THE EXERCISE:
Drop the pictures from the entries below, then reproduce the rest exactly.

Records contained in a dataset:
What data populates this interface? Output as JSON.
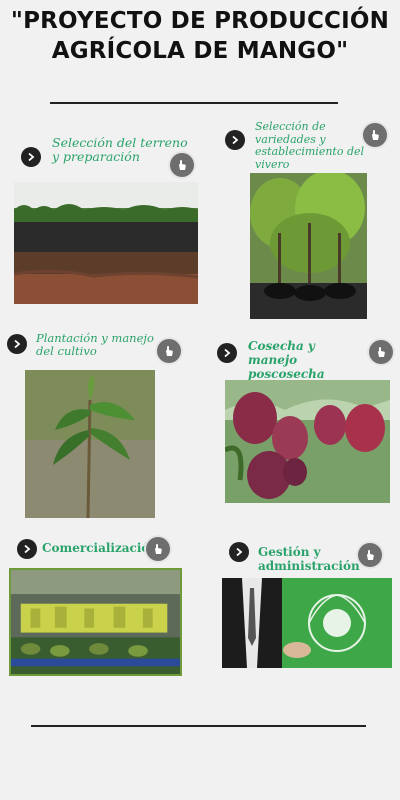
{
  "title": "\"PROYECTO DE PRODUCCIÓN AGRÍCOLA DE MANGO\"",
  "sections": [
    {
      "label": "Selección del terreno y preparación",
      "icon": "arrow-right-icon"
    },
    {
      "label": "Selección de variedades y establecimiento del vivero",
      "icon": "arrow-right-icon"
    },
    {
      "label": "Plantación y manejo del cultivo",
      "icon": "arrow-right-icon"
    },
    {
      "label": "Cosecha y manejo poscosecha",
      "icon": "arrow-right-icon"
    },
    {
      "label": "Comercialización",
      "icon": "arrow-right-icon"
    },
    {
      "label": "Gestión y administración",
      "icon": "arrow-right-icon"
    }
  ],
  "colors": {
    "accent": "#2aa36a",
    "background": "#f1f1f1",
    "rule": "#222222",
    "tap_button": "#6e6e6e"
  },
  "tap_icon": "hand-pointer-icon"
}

THE RESPONSE:
What data populates this interface? Output as JSON.
{
  "title": "\"PROYECTO DE PRODUCCIÓN AGRÍCOLA DE MANGO\"",
  "sections": [
    {
      "label": "Selección del terreno y preparación",
      "icon": "arrow-right-icon"
    },
    {
      "label": "Selección de variedades y establecimiento del vivero",
      "icon": "arrow-right-icon"
    },
    {
      "label": "Plantación y manejo del cultivo",
      "icon": "arrow-right-icon"
    },
    {
      "label": "Cosecha y manejo poscosecha",
      "icon": "arrow-right-icon"
    },
    {
      "label": "Comercialización",
      "icon": "arrow-right-icon"
    },
    {
      "label": "Gestión y administración",
      "icon": "arrow-right-icon"
    }
  ],
  "colors": {
    "accent": "#2aa36a",
    "background": "#f1f1f1",
    "rule": "#222222",
    "tap_button": "#6e6e6e"
  },
  "tap_icon": "hand-pointer-icon"
}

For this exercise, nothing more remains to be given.